**What is asked**.
Extract all of the data and reproduce it precisely.

(Data extracted from a collection)
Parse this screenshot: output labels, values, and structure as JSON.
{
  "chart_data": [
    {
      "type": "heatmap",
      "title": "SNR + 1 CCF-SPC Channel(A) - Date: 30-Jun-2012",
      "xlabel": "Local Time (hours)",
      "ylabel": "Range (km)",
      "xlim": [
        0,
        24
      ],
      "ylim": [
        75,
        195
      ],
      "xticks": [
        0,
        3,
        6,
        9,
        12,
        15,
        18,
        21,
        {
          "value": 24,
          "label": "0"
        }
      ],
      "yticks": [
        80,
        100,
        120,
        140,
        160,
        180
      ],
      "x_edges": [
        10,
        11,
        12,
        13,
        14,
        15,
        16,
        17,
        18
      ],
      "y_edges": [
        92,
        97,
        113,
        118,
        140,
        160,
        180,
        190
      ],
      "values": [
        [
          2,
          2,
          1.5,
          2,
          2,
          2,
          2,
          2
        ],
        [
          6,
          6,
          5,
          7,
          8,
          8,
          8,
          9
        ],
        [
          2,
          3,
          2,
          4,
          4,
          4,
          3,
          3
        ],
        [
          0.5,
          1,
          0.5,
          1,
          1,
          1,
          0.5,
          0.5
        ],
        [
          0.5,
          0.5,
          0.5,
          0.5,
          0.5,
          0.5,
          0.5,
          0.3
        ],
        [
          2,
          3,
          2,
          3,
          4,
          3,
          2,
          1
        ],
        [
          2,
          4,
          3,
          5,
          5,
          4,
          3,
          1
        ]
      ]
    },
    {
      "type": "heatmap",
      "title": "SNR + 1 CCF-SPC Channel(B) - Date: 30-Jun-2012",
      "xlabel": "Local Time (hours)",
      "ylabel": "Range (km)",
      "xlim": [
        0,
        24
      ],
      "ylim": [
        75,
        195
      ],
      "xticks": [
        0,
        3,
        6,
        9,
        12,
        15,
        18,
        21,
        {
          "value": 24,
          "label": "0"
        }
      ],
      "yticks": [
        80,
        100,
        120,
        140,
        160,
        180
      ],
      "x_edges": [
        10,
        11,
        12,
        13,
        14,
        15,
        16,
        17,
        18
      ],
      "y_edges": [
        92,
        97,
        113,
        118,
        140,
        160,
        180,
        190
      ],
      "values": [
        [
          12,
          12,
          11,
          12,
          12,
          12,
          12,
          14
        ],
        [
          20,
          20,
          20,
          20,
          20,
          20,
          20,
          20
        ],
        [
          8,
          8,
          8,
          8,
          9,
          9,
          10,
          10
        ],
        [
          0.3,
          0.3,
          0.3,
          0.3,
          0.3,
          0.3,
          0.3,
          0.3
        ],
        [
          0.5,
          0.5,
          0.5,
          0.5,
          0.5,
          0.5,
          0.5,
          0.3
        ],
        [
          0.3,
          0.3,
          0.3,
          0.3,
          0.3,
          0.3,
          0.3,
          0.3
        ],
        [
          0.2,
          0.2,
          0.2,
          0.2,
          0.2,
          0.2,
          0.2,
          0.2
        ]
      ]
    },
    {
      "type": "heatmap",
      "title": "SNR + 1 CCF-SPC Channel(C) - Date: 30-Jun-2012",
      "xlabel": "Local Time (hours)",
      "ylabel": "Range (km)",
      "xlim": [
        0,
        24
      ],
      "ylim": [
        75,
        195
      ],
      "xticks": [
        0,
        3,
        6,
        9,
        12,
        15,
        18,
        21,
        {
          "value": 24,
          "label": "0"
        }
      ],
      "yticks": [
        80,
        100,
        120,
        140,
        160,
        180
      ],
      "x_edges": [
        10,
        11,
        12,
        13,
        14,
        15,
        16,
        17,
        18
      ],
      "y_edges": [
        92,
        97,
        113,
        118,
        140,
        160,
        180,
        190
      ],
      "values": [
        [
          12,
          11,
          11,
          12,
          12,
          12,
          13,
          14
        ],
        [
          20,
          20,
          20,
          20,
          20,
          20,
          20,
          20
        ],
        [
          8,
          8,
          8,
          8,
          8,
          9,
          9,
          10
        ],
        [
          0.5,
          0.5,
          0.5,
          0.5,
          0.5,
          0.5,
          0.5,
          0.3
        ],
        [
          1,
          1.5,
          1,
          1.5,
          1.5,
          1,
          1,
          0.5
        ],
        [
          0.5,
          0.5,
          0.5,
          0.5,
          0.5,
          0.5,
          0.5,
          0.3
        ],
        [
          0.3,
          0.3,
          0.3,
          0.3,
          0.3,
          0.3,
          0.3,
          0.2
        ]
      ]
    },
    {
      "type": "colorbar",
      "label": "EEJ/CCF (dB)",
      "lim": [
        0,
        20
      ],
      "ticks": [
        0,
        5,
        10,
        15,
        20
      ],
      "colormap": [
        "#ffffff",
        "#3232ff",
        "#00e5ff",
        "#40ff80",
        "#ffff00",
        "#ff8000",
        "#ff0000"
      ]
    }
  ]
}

**Problem solution**.
Parse this screenshot: output labels, values, and structure as JSON.
{
  "chart_data": [
    {
      "type": "heatmap",
      "title": "SNR + 1 CCF-SPC Channel(A) - Date: 30-Jun-2012",
      "xlabel": "Local Time (hours)",
      "ylabel": "Range (km)",
      "xlim": [
        0,
        24
      ],
      "ylim": [
        75,
        195
      ],
      "xticks": [
        0,
        3,
        6,
        9,
        12,
        15,
        18,
        21,
        {
          "value": 24,
          "label": "0"
        }
      ],
      "yticks": [
        80,
        100,
        120,
        140,
        160,
        180
      ],
      "x_edges": [
        10,
        11,
        12,
        13,
        14,
        15,
        16,
        17,
        18
      ],
      "y_edges": [
        92,
        97,
        113,
        118,
        140,
        160,
        180,
        190
      ],
      "values": [
        [
          2,
          2,
          1.5,
          2,
          2,
          2,
          2,
          2
        ],
        [
          6,
          6,
          5,
          7,
          8,
          8,
          8,
          9
        ],
        [
          2,
          3,
          2,
          4,
          4,
          4,
          3,
          3
        ],
        [
          0.5,
          1,
          0.5,
          1,
          1,
          1,
          0.5,
          0.5
        ],
        [
          0.5,
          0.5,
          0.5,
          0.5,
          0.5,
          0.5,
          0.5,
          0.3
        ],
        [
          2,
          3,
          2,
          3,
          4,
          3,
          2,
          1
        ],
        [
          2,
          4,
          3,
          5,
          5,
          4,
          3,
          1
        ]
      ]
    },
    {
      "type": "heatmap",
      "title": "SNR + 1 CCF-SPC Channel(B) - Date: 30-Jun-2012",
      "xlabel": "Local Time (hours)",
      "ylabel": "Range (km)",
      "xlim": [
        0,
        24
      ],
      "ylim": [
        75,
        195
      ],
      "xticks": [
        0,
        3,
        6,
        9,
        12,
        15,
        18,
        21,
        {
          "value": 24,
          "label": "0"
        }
      ],
      "yticks": [
        80,
        100,
        120,
        140,
        160,
        180
      ],
      "x_edges": [
        10,
        11,
        12,
        13,
        14,
        15,
        16,
        17,
        18
      ],
      "y_edges": [
        92,
        97,
        113,
        118,
        140,
        160,
        180,
        190
      ],
      "values": [
        [
          12,
          12,
          11,
          12,
          12,
          12,
          12,
          14
        ],
        [
          20,
          20,
          20,
          20,
          20,
          20,
          20,
          20
        ],
        [
          8,
          8,
          8,
          8,
          9,
          9,
          10,
          10
        ],
        [
          0.3,
          0.3,
          0.3,
          0.3,
          0.3,
          0.3,
          0.3,
          0.3
        ],
        [
          0.5,
          0.5,
          0.5,
          0.5,
          0.5,
          0.5,
          0.5,
          0.3
        ],
        [
          0.3,
          0.3,
          0.3,
          0.3,
          0.3,
          0.3,
          0.3,
          0.3
        ],
        [
          0.2,
          0.2,
          0.2,
          0.2,
          0.2,
          0.2,
          0.2,
          0.2
        ]
      ]
    },
    {
      "type": "heatmap",
      "title": "SNR + 1 CCF-SPC Channel(C) - Date: 30-Jun-2012",
      "xlabel": "Local Time (hours)",
      "ylabel": "Range (km)",
      "xlim": [
        0,
        24
      ],
      "ylim": [
        75,
        195
      ],
      "xticks": [
        0,
        3,
        6,
        9,
        12,
        15,
        18,
        21,
        {
          "value": 24,
          "label": "0"
        }
      ],
      "yticks": [
        80,
        100,
        120,
        140,
        160,
        180
      ],
      "x_edges": [
        10,
        11,
        12,
        13,
        14,
        15,
        16,
        17,
        18
      ],
      "y_edges": [
        92,
        97,
        113,
        118,
        140,
        160,
        180,
        190
      ],
      "values": [
        [
          12,
          11,
          11,
          12,
          12,
          12,
          13,
          14
        ],
        [
          20,
          20,
          20,
          20,
          20,
          20,
          20,
          20
        ],
        [
          8,
          8,
          8,
          8,
          8,
          9,
          9,
          10
        ],
        [
          0.5,
          0.5,
          0.5,
          0.5,
          0.5,
          0.5,
          0.5,
          0.3
        ],
        [
          1,
          1.5,
          1,
          1.5,
          1.5,
          1,
          1,
          0.5
        ],
        [
          0.5,
          0.5,
          0.5,
          0.5,
          0.5,
          0.5,
          0.5,
          0.3
        ],
        [
          0.3,
          0.3,
          0.3,
          0.3,
          0.3,
          0.3,
          0.3,
          0.2
        ]
      ]
    },
    {
      "type": "colorbar",
      "label": "EEJ/CCF (dB)",
      "lim": [
        0,
        20
      ],
      "ticks": [
        0,
        5,
        10,
        15,
        20
      ],
      "colormap": [
        "#ffffff",
        "#3232ff",
        "#00e5ff",
        "#40ff80",
        "#ffff00",
        "#ff8000",
        "#ff0000"
      ]
    }
  ]
}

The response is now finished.